# Prompt
Spot each line that carries the word "Cable"; copy those lines.

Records

════════

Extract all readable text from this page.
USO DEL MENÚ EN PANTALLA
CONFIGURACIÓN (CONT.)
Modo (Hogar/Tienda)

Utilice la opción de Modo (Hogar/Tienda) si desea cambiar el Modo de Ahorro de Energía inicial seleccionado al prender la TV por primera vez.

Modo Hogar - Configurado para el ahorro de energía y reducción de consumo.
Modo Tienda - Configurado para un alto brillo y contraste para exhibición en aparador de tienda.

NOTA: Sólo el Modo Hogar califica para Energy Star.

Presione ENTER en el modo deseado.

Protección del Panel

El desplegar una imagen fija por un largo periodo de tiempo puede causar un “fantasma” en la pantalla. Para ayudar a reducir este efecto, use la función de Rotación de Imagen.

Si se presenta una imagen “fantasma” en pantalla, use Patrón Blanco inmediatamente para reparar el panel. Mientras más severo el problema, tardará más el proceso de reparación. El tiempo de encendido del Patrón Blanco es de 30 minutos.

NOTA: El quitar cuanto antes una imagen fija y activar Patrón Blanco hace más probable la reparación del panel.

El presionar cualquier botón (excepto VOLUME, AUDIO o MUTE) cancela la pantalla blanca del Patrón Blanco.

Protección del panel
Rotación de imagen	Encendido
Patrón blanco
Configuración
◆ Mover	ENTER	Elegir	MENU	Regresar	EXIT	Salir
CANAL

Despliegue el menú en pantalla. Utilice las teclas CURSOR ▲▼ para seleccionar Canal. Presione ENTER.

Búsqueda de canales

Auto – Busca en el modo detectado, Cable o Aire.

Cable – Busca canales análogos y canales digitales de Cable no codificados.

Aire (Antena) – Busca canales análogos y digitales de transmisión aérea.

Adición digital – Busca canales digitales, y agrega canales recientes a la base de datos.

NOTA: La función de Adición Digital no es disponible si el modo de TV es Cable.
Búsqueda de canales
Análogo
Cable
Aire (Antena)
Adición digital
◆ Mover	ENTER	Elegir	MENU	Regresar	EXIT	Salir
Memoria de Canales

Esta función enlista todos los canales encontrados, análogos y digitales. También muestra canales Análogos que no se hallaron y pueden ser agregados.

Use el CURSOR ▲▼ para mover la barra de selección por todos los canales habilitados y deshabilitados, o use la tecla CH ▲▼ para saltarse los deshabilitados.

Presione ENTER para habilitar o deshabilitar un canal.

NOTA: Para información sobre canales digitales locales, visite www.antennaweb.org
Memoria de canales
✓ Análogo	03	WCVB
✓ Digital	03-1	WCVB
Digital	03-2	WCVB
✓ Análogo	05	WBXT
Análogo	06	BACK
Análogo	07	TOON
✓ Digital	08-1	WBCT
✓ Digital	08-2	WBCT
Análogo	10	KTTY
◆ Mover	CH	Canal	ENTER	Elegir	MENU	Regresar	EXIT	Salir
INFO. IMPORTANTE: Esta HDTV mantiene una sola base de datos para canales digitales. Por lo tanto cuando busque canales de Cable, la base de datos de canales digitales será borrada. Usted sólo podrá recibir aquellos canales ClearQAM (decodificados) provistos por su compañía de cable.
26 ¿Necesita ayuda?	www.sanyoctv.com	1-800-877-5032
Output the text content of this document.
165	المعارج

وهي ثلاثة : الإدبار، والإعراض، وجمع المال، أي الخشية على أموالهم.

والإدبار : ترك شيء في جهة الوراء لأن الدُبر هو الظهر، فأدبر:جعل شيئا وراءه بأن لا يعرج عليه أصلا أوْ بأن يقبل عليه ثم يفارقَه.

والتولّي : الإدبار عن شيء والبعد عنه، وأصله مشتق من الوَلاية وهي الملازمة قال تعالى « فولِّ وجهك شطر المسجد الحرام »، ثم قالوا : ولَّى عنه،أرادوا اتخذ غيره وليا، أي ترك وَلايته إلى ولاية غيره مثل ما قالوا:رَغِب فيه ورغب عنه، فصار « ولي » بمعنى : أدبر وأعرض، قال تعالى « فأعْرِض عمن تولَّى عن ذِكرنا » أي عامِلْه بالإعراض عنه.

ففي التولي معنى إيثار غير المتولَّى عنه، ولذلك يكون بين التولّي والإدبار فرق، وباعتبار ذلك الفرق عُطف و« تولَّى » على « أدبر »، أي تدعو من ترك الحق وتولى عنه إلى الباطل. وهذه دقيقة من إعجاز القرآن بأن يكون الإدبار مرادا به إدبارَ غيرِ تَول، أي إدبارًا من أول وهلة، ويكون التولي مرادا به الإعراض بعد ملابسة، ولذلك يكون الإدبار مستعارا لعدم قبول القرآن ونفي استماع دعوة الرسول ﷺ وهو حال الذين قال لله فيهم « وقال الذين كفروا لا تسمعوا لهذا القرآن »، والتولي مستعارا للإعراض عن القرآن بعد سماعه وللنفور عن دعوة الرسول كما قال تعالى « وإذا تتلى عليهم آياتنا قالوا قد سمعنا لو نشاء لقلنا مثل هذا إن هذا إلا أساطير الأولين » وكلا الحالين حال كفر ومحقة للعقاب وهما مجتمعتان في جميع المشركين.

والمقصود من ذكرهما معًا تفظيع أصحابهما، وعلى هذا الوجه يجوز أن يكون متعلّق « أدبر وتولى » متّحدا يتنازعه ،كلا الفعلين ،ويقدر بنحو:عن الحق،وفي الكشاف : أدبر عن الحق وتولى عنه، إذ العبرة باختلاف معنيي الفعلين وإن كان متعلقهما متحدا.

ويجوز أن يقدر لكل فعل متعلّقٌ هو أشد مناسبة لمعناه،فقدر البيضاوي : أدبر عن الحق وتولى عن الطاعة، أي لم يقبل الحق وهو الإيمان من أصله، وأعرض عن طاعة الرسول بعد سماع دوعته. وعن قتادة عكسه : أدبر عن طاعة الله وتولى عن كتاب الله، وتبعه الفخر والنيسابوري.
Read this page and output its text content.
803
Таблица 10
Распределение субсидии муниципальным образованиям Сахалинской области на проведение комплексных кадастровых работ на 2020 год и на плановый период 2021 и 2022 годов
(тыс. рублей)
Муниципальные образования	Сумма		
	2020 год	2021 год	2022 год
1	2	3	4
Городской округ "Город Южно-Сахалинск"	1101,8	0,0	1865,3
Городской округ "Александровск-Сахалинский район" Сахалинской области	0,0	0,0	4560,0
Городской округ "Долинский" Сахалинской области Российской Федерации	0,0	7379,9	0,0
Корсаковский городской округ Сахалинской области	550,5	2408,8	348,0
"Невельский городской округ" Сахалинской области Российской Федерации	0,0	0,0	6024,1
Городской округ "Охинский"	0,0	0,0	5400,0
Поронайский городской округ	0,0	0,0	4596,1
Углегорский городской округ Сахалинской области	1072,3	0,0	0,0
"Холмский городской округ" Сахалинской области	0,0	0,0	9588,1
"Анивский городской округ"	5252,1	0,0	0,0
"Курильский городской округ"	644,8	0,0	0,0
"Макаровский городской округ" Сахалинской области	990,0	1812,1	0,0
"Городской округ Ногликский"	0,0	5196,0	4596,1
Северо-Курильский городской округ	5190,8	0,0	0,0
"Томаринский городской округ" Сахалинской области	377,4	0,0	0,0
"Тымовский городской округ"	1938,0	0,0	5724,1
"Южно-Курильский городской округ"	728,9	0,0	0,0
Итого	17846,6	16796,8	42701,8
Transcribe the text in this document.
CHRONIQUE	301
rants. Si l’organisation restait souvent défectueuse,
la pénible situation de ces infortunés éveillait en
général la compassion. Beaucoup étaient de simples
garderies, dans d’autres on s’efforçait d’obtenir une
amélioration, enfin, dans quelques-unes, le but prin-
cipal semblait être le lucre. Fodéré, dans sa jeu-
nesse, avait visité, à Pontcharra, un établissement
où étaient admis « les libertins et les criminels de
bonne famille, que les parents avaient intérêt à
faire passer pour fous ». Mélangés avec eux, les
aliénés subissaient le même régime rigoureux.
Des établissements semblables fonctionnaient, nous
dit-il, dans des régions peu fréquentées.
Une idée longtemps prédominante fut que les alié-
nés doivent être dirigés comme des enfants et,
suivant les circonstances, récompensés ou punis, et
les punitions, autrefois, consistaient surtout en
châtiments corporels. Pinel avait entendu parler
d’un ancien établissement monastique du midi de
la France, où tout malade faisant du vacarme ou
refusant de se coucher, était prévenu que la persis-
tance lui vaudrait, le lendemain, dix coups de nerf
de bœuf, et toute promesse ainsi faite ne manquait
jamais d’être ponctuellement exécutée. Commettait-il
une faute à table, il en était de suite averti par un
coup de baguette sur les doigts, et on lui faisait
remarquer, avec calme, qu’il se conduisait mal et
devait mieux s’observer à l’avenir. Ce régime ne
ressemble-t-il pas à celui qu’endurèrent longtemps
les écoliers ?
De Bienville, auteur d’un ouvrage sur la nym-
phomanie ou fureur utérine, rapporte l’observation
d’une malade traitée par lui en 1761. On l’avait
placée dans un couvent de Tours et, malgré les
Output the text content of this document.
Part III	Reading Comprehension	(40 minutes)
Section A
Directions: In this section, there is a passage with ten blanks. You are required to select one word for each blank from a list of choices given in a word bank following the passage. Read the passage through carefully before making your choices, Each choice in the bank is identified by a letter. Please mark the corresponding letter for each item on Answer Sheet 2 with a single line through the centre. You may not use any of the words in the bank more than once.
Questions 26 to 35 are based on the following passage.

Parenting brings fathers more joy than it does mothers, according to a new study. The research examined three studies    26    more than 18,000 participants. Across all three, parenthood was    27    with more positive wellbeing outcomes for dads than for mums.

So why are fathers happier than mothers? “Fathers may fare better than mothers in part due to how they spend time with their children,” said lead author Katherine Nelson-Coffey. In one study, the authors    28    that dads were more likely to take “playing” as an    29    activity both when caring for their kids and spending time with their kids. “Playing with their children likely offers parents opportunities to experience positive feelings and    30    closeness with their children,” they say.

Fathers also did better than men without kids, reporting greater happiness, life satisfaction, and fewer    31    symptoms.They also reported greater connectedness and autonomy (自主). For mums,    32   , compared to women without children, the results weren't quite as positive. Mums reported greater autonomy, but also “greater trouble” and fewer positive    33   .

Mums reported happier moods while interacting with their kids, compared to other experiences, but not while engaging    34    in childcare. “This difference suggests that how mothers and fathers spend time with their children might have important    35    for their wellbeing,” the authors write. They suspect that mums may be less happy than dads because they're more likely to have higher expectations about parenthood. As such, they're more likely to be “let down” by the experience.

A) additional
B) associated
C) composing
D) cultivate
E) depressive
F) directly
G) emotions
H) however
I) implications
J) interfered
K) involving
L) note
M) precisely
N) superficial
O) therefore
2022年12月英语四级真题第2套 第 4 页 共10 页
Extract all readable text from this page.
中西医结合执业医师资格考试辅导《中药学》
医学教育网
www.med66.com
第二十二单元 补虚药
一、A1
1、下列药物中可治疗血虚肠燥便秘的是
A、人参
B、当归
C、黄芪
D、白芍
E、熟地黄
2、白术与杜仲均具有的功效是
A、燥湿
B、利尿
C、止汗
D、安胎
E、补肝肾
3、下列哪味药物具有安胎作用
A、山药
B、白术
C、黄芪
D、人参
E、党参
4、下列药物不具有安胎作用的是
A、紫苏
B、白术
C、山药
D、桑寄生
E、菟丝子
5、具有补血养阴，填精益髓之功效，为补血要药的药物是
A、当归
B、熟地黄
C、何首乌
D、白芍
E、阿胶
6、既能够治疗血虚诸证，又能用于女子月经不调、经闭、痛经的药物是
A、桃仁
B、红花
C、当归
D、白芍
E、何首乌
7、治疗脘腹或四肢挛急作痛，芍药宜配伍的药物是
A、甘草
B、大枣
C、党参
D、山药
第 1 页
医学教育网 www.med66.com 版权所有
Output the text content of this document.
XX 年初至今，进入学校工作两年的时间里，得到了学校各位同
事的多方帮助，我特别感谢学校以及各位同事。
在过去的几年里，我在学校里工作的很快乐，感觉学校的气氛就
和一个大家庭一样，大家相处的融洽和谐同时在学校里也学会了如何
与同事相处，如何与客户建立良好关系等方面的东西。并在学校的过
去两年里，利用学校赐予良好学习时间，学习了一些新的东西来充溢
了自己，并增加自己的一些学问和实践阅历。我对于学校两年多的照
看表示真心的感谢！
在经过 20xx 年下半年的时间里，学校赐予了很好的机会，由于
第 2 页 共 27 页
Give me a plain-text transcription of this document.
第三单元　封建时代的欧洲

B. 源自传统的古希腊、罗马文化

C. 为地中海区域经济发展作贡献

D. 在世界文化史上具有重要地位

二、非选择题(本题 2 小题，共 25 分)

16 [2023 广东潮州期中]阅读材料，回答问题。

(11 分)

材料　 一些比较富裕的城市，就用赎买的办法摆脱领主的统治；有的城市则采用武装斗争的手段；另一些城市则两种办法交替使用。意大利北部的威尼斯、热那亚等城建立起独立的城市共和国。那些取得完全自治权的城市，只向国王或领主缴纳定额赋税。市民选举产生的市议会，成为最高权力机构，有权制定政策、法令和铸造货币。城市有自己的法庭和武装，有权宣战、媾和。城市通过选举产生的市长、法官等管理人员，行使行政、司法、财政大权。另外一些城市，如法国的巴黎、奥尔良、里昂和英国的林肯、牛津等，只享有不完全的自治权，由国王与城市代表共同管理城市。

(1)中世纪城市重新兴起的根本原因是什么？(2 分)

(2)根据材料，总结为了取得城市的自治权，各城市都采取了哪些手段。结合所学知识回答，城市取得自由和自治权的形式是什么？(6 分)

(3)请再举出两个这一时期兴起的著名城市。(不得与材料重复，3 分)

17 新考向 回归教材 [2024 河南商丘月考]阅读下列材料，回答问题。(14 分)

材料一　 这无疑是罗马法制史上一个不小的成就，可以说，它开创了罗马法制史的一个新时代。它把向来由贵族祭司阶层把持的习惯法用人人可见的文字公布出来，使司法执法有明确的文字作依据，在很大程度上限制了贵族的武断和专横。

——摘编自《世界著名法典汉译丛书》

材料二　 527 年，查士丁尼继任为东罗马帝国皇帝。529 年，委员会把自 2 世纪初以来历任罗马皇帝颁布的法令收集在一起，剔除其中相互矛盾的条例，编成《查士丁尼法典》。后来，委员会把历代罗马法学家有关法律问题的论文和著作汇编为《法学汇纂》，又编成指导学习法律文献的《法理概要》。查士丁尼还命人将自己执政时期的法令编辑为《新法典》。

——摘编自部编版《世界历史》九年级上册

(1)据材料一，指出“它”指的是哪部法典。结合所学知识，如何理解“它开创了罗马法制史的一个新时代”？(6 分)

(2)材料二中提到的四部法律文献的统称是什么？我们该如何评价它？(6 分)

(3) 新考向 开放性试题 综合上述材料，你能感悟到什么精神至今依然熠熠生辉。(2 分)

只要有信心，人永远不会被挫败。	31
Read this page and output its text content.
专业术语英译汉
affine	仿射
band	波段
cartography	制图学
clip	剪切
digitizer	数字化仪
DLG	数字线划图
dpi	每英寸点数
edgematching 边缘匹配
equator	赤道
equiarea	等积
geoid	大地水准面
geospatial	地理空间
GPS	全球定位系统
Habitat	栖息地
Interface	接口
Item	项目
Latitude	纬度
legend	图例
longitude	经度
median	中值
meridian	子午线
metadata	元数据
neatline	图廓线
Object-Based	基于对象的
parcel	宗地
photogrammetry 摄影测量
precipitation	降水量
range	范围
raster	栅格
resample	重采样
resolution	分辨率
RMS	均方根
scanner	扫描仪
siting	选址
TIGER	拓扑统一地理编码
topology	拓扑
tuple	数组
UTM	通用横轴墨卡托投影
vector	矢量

════════

# Response for this exercise
Auto – Busca en el modo detectado, Cable o Aire.
Cable – Busca canales análogos y canales digitales de Cable no codificados.
NOTA: La función de Adición Digital no es disponible si el modo de TV es Cable.
Cable
INFO. IMPORTANTE: Esta HDTV mantiene una sola base de datos para canales digitales. Por lo tanto cuando busque canales de Cable, la base de datos de canales digitales será borrada. Usted sólo podrá recibir aquellos canales ClearQAM (decodificados) provistos por su compañía de cable.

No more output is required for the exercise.